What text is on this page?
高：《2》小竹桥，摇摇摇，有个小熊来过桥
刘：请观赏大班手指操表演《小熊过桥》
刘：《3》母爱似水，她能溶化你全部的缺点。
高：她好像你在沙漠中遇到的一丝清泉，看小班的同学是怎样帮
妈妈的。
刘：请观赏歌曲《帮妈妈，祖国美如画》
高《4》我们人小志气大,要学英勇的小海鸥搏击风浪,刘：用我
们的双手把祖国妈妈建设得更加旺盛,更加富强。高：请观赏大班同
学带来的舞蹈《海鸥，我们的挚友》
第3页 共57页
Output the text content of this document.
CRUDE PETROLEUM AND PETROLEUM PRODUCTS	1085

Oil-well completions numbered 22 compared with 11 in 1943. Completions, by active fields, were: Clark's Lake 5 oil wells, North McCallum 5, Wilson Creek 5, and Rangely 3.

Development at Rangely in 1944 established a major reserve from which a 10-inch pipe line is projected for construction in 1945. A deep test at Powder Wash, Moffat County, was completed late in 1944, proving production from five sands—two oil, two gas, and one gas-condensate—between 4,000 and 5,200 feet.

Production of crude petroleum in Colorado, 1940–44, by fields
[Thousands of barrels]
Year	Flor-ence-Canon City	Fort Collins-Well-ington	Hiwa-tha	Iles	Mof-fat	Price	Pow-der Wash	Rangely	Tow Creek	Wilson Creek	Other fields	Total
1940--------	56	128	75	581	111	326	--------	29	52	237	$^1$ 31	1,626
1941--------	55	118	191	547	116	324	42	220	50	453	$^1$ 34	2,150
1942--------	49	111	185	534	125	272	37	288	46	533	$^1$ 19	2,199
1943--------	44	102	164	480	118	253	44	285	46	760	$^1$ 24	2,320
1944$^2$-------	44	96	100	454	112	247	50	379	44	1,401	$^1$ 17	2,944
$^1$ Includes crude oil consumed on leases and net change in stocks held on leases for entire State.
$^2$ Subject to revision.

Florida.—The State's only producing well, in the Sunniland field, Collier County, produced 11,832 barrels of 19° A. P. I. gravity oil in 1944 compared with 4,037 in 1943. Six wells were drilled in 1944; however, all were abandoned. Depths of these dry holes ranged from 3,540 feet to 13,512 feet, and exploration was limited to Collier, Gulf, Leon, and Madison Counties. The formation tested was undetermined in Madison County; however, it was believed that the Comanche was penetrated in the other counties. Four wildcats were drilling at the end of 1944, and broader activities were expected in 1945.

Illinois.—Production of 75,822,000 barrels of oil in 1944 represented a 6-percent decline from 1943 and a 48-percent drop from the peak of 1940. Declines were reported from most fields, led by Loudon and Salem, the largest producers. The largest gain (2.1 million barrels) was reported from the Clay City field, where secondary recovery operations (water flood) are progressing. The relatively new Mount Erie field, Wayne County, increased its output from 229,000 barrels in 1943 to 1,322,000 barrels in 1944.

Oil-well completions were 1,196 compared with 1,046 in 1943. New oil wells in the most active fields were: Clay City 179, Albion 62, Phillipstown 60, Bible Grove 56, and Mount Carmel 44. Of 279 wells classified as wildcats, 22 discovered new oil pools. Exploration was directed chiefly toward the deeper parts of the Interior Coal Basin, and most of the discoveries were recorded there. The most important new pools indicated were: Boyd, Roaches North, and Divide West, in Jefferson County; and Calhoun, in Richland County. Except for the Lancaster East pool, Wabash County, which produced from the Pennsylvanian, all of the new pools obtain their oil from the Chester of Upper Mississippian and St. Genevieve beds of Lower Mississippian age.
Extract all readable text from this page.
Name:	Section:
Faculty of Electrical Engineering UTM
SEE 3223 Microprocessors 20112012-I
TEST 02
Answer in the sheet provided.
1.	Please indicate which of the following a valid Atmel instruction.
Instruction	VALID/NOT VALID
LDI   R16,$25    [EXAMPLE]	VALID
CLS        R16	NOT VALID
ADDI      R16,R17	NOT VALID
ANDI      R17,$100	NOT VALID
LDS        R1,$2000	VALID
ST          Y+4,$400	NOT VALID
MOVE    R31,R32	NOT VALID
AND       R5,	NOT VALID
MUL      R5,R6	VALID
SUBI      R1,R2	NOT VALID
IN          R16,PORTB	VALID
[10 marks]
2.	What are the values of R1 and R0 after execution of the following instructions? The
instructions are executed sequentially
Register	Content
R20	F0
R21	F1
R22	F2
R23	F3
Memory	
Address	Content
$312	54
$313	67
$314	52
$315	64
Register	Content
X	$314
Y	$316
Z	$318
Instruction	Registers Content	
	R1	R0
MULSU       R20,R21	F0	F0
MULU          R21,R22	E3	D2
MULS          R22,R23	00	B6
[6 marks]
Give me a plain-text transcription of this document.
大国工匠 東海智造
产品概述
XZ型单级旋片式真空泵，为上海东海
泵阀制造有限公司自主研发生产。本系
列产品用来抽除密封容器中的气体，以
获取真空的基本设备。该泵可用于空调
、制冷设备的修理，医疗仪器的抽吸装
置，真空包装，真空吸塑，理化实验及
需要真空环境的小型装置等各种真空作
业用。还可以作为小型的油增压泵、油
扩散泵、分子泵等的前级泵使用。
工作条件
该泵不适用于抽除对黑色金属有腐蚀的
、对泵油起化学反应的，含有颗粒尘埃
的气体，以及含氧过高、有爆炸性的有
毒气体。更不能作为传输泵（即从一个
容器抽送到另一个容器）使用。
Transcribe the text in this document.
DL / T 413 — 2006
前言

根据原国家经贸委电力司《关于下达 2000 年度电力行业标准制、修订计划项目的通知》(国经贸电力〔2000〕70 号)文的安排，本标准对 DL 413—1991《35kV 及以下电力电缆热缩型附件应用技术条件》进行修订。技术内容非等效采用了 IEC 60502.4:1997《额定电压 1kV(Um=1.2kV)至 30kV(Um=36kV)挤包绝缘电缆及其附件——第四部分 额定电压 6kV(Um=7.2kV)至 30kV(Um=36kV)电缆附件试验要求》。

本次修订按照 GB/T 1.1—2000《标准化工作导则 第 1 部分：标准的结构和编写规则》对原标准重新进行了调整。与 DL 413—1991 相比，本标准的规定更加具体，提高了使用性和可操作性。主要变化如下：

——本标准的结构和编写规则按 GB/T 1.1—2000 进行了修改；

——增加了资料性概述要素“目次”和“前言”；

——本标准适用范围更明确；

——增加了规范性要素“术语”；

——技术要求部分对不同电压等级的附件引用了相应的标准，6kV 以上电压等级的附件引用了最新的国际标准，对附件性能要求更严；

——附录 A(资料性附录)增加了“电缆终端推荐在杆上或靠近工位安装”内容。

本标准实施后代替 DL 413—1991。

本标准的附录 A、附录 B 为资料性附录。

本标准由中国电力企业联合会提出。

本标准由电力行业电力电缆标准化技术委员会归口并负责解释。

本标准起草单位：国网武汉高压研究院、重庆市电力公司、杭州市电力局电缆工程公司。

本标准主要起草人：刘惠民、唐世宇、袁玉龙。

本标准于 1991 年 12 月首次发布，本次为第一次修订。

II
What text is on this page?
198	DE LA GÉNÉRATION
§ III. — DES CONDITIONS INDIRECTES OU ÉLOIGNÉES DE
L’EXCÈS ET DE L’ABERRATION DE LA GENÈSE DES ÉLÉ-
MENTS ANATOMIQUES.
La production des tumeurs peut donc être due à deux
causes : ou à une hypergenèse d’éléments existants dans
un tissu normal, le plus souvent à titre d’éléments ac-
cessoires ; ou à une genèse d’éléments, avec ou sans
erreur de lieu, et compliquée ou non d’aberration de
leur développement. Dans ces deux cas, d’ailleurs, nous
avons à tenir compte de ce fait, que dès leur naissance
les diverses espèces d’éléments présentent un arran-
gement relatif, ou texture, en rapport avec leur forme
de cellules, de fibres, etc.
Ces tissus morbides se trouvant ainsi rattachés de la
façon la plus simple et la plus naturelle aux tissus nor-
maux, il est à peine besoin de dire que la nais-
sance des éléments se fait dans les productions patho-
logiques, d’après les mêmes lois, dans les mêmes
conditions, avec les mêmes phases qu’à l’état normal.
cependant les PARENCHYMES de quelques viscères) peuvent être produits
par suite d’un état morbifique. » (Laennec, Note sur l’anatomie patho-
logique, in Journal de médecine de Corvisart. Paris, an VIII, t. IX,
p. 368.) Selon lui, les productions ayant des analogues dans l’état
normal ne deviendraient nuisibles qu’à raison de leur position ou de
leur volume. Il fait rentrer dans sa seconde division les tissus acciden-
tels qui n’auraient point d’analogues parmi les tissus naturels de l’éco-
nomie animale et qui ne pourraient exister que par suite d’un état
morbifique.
========================
**Directions:**
Go over the data above and copy every line that has the word "productions" in it.

**Exercise result:**
sance des éléments se fait dans les productions patho-
p. 368.) Selon lui, les productions ayant des analogues dans l’état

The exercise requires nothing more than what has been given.